PROVIDED DATA:
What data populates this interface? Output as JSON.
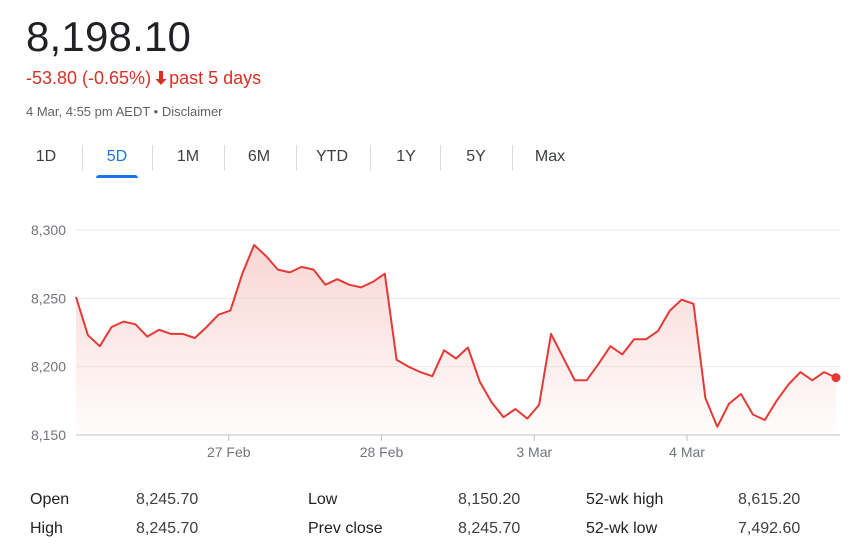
{
  "quote": {
    "price": "8,198.10",
    "change": "-53.80 (-0.65%)",
    "period": "past 5 days",
    "timestamp": "4 Mar, 4:55 pm AEDT",
    "disclaimer": "Disclaimer",
    "separator": " • "
  },
  "tabs": [
    {
      "label": "1D",
      "active": false
    },
    {
      "label": "5D",
      "active": true
    },
    {
      "label": "1M",
      "active": false
    },
    {
      "label": "6M",
      "active": false
    },
    {
      "label": "YTD",
      "active": false
    },
    {
      "label": "1Y",
      "active": false
    },
    {
      "label": "5Y",
      "active": false
    },
    {
      "label": "Max",
      "active": false
    }
  ],
  "colors": {
    "line": "#e53935",
    "fill_top": "#f6c9c6",
    "grid": "#e8eaed",
    "axis_text": "#70757a"
  },
  "chart_data": {
    "type": "area",
    "ylim": [
      8150,
      8300
    ],
    "yticks": [
      "8,300",
      "8,250",
      "8,200",
      "8,150"
    ],
    "ytick_values": [
      8300,
      8250,
      8200,
      8150
    ],
    "xticks": [
      {
        "label": "27 Feb",
        "x": 10.05
      },
      {
        "label": "28 Feb",
        "x": 20.1
      },
      {
        "label": "3 Mar",
        "x": 30.15
      },
      {
        "label": "4 Mar",
        "x": 40.2
      }
    ],
    "xlim": [
      0,
      50
    ],
    "grid": true,
    "series": [
      {
        "values": [
          8251,
          8223,
          8215,
          8229,
          8233,
          8231,
          8222,
          8227,
          8224,
          8224,
          8221,
          8229,
          8238,
          8241,
          8268,
          8289,
          8281,
          8271,
          8269,
          8273,
          8271,
          8260,
          8264,
          8260,
          8258,
          8262,
          8268,
          8205,
          8200,
          8196,
          8193,
          8212,
          8206,
          8214,
          8189,
          8174,
          8163,
          8169,
          8162,
          8172,
          8224,
          8207,
          8190,
          8190,
          8202,
          8215,
          8209,
          8220,
          8220,
          8226,
          8241,
          8249,
          8246,
          8177,
          8156,
          8173,
          8180,
          8165,
          8161,
          8175,
          8187,
          8196,
          8190,
          8196,
          8192
        ]
      }
    ]
  },
  "stats": [
    {
      "label": "Open",
      "value": "8,245.70"
    },
    {
      "label": "High",
      "value": "8,245.70"
    },
    {
      "label": "Low",
      "value": "8,150.20"
    },
    {
      "label": "Prev close",
      "value": "8,245.70"
    },
    {
      "label": "52-wk high",
      "value": "8,615.20"
    },
    {
      "label": "52-wk low",
      "value": "7,492.60"
    }
  ]
}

WHAT YOU WILL DO: All of the data needs repeating exactly, but the pictures do not.

FINISHED EXERCISE:
What data populates this interface? Output as JSON.
{
  "quote": {
    "price": "8,198.10",
    "change": "-53.80 (-0.65%)",
    "period": "past 5 days",
    "timestamp": "4 Mar, 4:55 pm AEDT",
    "disclaimer": "Disclaimer",
    "separator": " • "
  },
  "tabs": [
    {
      "label": "1D",
      "active": false
    },
    {
      "label": "5D",
      "active": true
    },
    {
      "label": "1M",
      "active": false
    },
    {
      "label": "6M",
      "active": false
    },
    {
      "label": "YTD",
      "active": false
    },
    {
      "label": "1Y",
      "active": false
    },
    {
      "label": "5Y",
      "active": false
    },
    {
      "label": "Max",
      "active": false
    }
  ],
  "colors": {
    "line": "#e53935",
    "fill_top": "#f6c9c6",
    "grid": "#e8eaed",
    "axis_text": "#70757a"
  },
  "chart_data": {
    "type": "area",
    "ylim": [
      8150,
      8300
    ],
    "yticks": [
      "8,300",
      "8,250",
      "8,200",
      "8,150"
    ],
    "ytick_values": [
      8300,
      8250,
      8200,
      8150
    ],
    "xticks": [
      {
        "label": "27 Feb",
        "x": 10.05
      },
      {
        "label": "28 Feb",
        "x": 20.1
      },
      {
        "label": "3 Mar",
        "x": 30.15
      },
      {
        "label": "4 Mar",
        "x": 40.2
      }
    ],
    "xlim": [
      0,
      50
    ],
    "grid": true,
    "series": [
      {
        "values": [
          8251,
          8223,
          8215,
          8229,
          8233,
          8231,
          8222,
          8227,
          8224,
          8224,
          8221,
          8229,
          8238,
          8241,
          8268,
          8289,
          8281,
          8271,
          8269,
          8273,
          8271,
          8260,
          8264,
          8260,
          8258,
          8262,
          8268,
          8205,
          8200,
          8196,
          8193,
          8212,
          8206,
          8214,
          8189,
          8174,
          8163,
          8169,
          8162,
          8172,
          8224,
          8207,
          8190,
          8190,
          8202,
          8215,
          8209,
          8220,
          8220,
          8226,
          8241,
          8249,
          8246,
          8177,
          8156,
          8173,
          8180,
          8165,
          8161,
          8175,
          8187,
          8196,
          8190,
          8196,
          8192
        ]
      }
    ]
  },
  "stats": [
    {
      "label": "Open",
      "value": "8,245.70"
    },
    {
      "label": "High",
      "value": "8,245.70"
    },
    {
      "label": "Low",
      "value": "8,150.20"
    },
    {
      "label": "Prev close",
      "value": "8,245.70"
    },
    {
      "label": "52-wk high",
      "value": "8,615.20"
    },
    {
      "label": "52-wk low",
      "value": "7,492.60"
    }
  ]
}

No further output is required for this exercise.